[What you should do] Give the records back in full, exactly as they read.
------------------------------------------------
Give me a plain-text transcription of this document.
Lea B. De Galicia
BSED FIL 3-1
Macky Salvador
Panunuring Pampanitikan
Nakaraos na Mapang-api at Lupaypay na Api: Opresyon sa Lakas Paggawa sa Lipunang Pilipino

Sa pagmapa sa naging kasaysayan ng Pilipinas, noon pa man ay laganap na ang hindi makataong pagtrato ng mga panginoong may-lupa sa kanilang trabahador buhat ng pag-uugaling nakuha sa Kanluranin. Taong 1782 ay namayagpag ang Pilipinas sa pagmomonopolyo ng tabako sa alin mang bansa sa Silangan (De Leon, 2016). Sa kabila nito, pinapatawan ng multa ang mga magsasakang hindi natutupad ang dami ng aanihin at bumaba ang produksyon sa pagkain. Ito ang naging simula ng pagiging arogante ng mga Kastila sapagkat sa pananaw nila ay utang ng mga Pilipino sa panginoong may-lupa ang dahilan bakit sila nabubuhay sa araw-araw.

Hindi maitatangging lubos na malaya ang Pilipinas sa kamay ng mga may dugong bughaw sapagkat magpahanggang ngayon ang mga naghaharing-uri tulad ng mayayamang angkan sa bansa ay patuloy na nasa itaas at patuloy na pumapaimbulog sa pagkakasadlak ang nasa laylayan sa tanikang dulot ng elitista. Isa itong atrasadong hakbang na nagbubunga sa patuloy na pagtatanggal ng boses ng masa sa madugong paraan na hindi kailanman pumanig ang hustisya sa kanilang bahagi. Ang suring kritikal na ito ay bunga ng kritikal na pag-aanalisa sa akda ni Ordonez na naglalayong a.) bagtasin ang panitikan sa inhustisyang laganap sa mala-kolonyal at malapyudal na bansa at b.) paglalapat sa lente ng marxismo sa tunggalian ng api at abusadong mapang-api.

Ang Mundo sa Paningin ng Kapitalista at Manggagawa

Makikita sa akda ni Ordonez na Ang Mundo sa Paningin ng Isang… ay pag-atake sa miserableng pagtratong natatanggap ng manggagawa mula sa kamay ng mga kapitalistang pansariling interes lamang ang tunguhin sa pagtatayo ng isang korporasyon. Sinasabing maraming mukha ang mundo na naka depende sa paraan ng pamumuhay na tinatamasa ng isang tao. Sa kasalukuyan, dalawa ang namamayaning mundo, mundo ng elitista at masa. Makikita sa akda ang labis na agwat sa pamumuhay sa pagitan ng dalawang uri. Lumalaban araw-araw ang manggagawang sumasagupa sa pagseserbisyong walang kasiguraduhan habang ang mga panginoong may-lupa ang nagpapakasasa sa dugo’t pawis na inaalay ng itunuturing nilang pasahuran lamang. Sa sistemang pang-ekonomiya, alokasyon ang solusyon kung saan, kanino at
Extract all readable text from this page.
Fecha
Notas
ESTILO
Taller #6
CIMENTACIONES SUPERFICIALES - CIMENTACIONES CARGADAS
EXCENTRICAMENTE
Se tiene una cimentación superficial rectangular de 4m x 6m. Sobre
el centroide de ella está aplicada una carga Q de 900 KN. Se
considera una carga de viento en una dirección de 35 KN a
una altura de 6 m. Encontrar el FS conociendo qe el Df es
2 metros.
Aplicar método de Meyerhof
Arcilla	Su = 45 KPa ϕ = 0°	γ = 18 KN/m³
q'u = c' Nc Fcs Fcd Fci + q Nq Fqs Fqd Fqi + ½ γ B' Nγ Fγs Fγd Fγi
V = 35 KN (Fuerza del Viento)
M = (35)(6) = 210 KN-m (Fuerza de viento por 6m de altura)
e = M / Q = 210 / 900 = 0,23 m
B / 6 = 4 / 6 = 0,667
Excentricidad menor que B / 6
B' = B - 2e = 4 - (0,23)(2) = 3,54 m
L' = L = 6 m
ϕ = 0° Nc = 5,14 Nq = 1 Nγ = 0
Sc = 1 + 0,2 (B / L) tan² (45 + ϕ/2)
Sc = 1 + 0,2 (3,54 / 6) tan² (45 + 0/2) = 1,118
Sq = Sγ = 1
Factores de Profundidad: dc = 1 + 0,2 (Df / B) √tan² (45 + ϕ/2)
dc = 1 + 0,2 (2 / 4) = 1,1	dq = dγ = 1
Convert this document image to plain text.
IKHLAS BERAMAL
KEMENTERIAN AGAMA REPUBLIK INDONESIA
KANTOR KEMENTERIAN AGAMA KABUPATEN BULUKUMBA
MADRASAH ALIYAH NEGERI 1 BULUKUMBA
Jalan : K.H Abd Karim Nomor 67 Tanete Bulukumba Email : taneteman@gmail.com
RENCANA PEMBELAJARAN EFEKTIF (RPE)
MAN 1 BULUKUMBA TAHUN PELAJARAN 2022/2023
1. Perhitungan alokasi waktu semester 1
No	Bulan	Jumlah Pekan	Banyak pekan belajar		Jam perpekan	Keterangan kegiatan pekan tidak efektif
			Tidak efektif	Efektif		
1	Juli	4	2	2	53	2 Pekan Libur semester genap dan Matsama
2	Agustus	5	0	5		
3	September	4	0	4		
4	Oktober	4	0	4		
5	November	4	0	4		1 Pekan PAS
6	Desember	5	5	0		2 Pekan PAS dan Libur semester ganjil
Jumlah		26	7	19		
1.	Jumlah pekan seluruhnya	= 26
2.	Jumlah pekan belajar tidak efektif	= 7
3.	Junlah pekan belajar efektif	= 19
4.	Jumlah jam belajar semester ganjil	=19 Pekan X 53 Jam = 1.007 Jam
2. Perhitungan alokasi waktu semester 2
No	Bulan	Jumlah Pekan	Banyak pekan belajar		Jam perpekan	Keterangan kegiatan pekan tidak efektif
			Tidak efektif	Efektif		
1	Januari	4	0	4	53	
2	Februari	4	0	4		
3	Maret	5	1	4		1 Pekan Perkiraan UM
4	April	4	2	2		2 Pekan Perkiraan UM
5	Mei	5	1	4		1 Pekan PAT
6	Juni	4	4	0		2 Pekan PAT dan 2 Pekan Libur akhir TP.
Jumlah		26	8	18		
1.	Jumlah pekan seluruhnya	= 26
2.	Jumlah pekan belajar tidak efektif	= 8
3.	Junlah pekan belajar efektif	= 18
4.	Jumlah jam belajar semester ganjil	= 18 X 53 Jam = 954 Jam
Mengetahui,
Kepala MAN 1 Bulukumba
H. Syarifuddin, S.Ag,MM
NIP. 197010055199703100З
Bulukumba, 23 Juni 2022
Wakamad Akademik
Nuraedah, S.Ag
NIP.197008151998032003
------------------------------------------------
[Answer]
Give me a plain-text transcription of this document.
Lea B. De Galicia
BSED FIL 3-1
Macky Salvador
Panunuring Pampanitikan
Nakaraos na Mapang-api at Lupaypay na Api: Opresyon sa Lakas Paggawa sa Lipunang Pilipino

Sa pagmapa sa naging kasaysayan ng Pilipinas, noon pa man ay laganap na ang hindi makataong pagtrato ng mga panginoong may-lupa sa kanilang trabahador buhat ng pag-uugaling nakuha sa Kanluranin. Taong 1782 ay namayagpag ang Pilipinas sa pagmomonopolyo ng tabako sa alin mang bansa sa Silangan (De Leon, 2016). Sa kabila nito, pinapatawan ng multa ang mga magsasakang hindi natutupad ang dami ng aanihin at bumaba ang produksyon sa pagkain. Ito ang naging simula ng pagiging arogante ng mga Kastila sapagkat sa pananaw nila ay utang ng mga Pilipino sa panginoong may-lupa ang dahilan bakit sila nabubuhay sa araw-araw.

Hindi maitatangging lubos na malaya ang Pilipinas sa kamay ng mga may dugong bughaw sapagkat magpahanggang ngayon ang mga naghaharing-uri tulad ng mayayamang angkan sa bansa ay patuloy na nasa itaas at patuloy na pumapaimbulog sa pagkakasadlak ang nasa laylayan sa tanikang dulot ng elitista. Isa itong atrasadong hakbang na nagbubunga sa patuloy na pagtatanggal ng boses ng masa sa madugong paraan na hindi kailanman pumanig ang hustisya sa kanilang bahagi. Ang suring kritikal na ito ay bunga ng kritikal na pag-aanalisa sa akda ni Ordonez na naglalayong a.) bagtasin ang panitikan sa inhustisyang laganap sa mala-kolonyal at malapyudal na bansa at b.) paglalapat sa lente ng marxismo sa tunggalian ng api at abusadong mapang-api.

Ang Mundo sa Paningin ng Kapitalista at Manggagawa

Makikita sa akda ni Ordonez na Ang Mundo sa Paningin ng Isang… ay pag-atake sa miserableng pagtratong natatanggap ng manggagawa mula sa kamay ng mga kapitalistang pansariling interes lamang ang tunguhin sa pagtatayo ng isang korporasyon. Sinasabing maraming mukha ang mundo na naka depende sa paraan ng pamumuhay na tinatamasa ng isang tao. Sa kasalukuyan, dalawa ang namamayaning mundo, mundo ng elitista at masa. Makikita sa akda ang labis na agwat sa pamumuhay sa pagitan ng dalawang uri. Lumalaban araw-araw ang manggagawang sumasagupa sa pagseserbisyong walang kasiguraduhan habang ang mga panginoong may-lupa ang nagpapakasasa sa dugo’t pawis na inaalay ng itunuturing nilang pasahuran lamang. Sa sistemang pang-ekonomiya, alokasyon ang solusyon kung saan, kanino at
Extract all readable text from this page.
Fecha
Notas
ESTILO
Taller #6
CIMENTACIONES SUPERFICIALES - CIMENTACIONES CARGADAS
EXCENTRICAMENTE
Se tiene una cimentación superficial rectangular de 4m x 6m. Sobre
el centroide de ella está aplicada una carga Q de 900 KN. Se
considera una carga de viento en una dirección de 35 KN a
una altura de 6 m. Encontrar el FS conociendo qe el Df es
2 metros.
Aplicar método de Meyerhof
Arcilla	Su = 45 KPa ϕ = 0°	γ = 18 KN/m³
q'u = c' Nc Fcs Fcd Fci + q Nq Fqs Fqd Fqi + ½ γ B' Nγ Fγs Fγd Fγi
V = 35 KN (Fuerza del Viento)
M = (35)(6) = 210 KN-m (Fuerza de viento por 6m de altura)
e = M / Q = 210 / 900 = 0,23 m
B / 6 = 4 / 6 = 0,667
Excentricidad menor que B / 6
B' = B - 2e = 4 - (0,23)(2) = 3,54 m
L' = L = 6 m
ϕ = 0° Nc = 5,14 Nq = 1 Nγ = 0
Sc = 1 + 0,2 (B / L) tan² (45 + ϕ/2)
Sc = 1 + 0,2 (3,54 / 6) tan² (45 + 0/2) = 1,118
Sq = Sγ = 1
Factores de Profundidad: dc = 1 + 0,2 (Df / B) √tan² (45 + ϕ/2)
dc = 1 + 0,2 (2 / 4) = 1,1	dq = dγ = 1
Convert this document image to plain text.
IKHLAS BERAMAL
KEMENTERIAN AGAMA REPUBLIK INDONESIA
KANTOR KEMENTERIAN AGAMA KABUPATEN BULUKUMBA
MADRASAH ALIYAH NEGERI 1 BULUKUMBA
Jalan : K.H Abd Karim Nomor 67 Tanete Bulukumba Email : taneteman@gmail.com
RENCANA PEMBELAJARAN EFEKTIF (RPE)
MAN 1 BULUKUMBA TAHUN PELAJARAN 2022/2023
1. Perhitungan alokasi waktu semester 1
No	Bulan	Jumlah Pekan	Banyak pekan belajar		Jam perpekan	Keterangan kegiatan pekan tidak efektif
			Tidak efektif	Efektif		
1	Juli	4	2	2	53	2 Pekan Libur semester genap dan Matsama
2	Agustus	5	0	5		
3	September	4	0	4		
4	Oktober	4	0	4		
5	November	4	0	4		1 Pekan PAS
6	Desember	5	5	0		2 Pekan PAS dan Libur semester ganjil
Jumlah		26	7	19		
1.	Jumlah pekan seluruhnya	= 26
2.	Jumlah pekan belajar tidak efektif	= 7
3.	Junlah pekan belajar efektif	= 19
4.	Jumlah jam belajar semester ganjil	=19 Pekan X 53 Jam = 1.007 Jam
2. Perhitungan alokasi waktu semester 2
No	Bulan	Jumlah Pekan	Banyak pekan belajar		Jam perpekan	Keterangan kegiatan pekan tidak efektif
			Tidak efektif	Efektif		
1	Januari	4	0	4	53	
2	Februari	4	0	4		
3	Maret	5	1	4		1 Pekan Perkiraan UM
4	April	4	2	2		2 Pekan Perkiraan UM
5	Mei	5	1	4		1 Pekan PAT
6	Juni	4	4	0		2 Pekan PAT dan 2 Pekan Libur akhir TP.
Jumlah		26	8	18		
1.	Jumlah pekan seluruhnya	= 26
2.	Jumlah pekan belajar tidak efektif	= 8
3.	Junlah pekan belajar efektif	= 18
4.	Jumlah jam belajar semester ganjil	= 18 X 53 Jam = 954 Jam
Mengetahui,
Kepala MAN 1 Bulukumba
H. Syarifuddin, S.Ag,MM
NIP. 197010055199703100З
Bulukumba, 23 Juni 2022
Wakamad Akademik
Nuraedah, S.Ag
NIP.197008151998032003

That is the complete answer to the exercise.